WHAT IS REQUIRED: Look through the listing below and give the number of lines that hold "color". Say nothing more.

[start]

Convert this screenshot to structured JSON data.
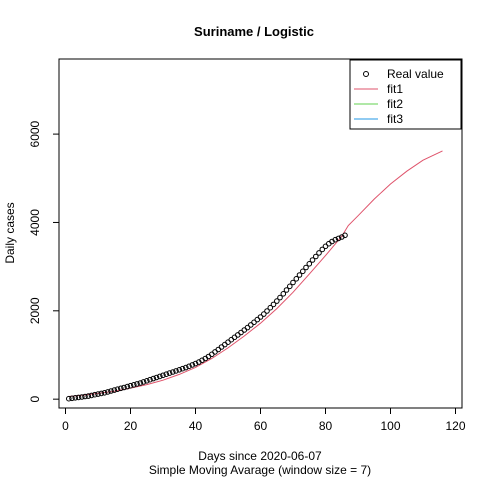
{
  "chart_data": {
    "type": "line",
    "title": "Suriname / Logistic",
    "xlabel": "Days since 2020-06-07",
    "xlabel2": "Simple Moving Avarage (window size = 7)",
    "ylabel": "Daily cases",
    "xlim": [
      -2,
      122
    ],
    "ylim": [
      -200,
      7700
    ],
    "x_ticks": [
      0,
      20,
      40,
      60,
      80,
      100,
      120
    ],
    "y_ticks": [
      0,
      2000,
      4000,
      6000
    ],
    "legend": {
      "position": "top-right",
      "entries": [
        {
          "label": "Real value",
          "type": "point",
          "color": "#000000"
        },
        {
          "label": "fit1",
          "type": "line",
          "color": "#DF536B"
        },
        {
          "label": "fit2",
          "type": "line",
          "color": "#61D04F"
        },
        {
          "label": "fit3",
          "type": "line",
          "color": "#2297E6"
        }
      ]
    },
    "series": [
      {
        "name": "Real value",
        "kind": "points",
        "color": "#000000",
        "x": [
          1,
          2,
          3,
          4,
          5,
          6,
          7,
          8,
          9,
          10,
          11,
          12,
          13,
          14,
          15,
          16,
          17,
          18,
          19,
          20,
          21,
          22,
          23,
          24,
          25,
          26,
          27,
          28,
          29,
          30,
          31,
          32,
          33,
          34,
          35,
          36,
          37,
          38,
          39,
          40,
          41,
          42,
          43,
          44,
          45,
          46,
          47,
          48,
          49,
          50,
          51,
          52,
          53,
          54,
          55,
          56,
          57,
          58,
          59,
          60,
          61,
          62,
          63,
          64,
          65,
          66,
          67,
          68,
          69,
          70,
          71,
          72,
          73,
          74,
          75,
          76,
          77,
          78,
          79,
          80,
          81,
          82,
          83,
          84,
          85,
          86
        ],
        "y": [
          10,
          20,
          30,
          40,
          50,
          60,
          70,
          85,
          100,
          115,
          130,
          145,
          165,
          185,
          205,
          225,
          245,
          265,
          285,
          305,
          325,
          345,
          365,
          390,
          415,
          440,
          465,
          490,
          515,
          540,
          565,
          590,
          615,
          640,
          665,
          690,
          715,
          745,
          775,
          805,
          840,
          880,
          920,
          965,
          1015,
          1070,
          1125,
          1180,
          1235,
          1290,
          1345,
          1400,
          1455,
          1510,
          1565,
          1620,
          1680,
          1740,
          1800,
          1860,
          1925,
          1995,
          2070,
          2145,
          2220,
          2300,
          2385,
          2470,
          2555,
          2640,
          2725,
          2810,
          2895,
          2980,
          3065,
          3150,
          3230,
          3310,
          3390,
          3460,
          3520,
          3570,
          3610,
          3640,
          3670,
          3710
        ]
      },
      {
        "name": "fit1",
        "kind": "line",
        "color": "#DF536B",
        "x": [
          1,
          5,
          10,
          15,
          20,
          25,
          30,
          35,
          40,
          45,
          50,
          55,
          60,
          65,
          70,
          75,
          80,
          85,
          87,
          90,
          95,
          100,
          105,
          110,
          116
        ],
        "y": [
          60,
          90,
          130,
          180,
          250,
          330,
          430,
          560,
          720,
          920,
          1160,
          1430,
          1720,
          2050,
          2420,
          2830,
          3250,
          3690,
          3930,
          4150,
          4530,
          4870,
          5160,
          5410,
          5620
        ]
      }
    ]
  }
}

[end]

FULL OUTPUT: 6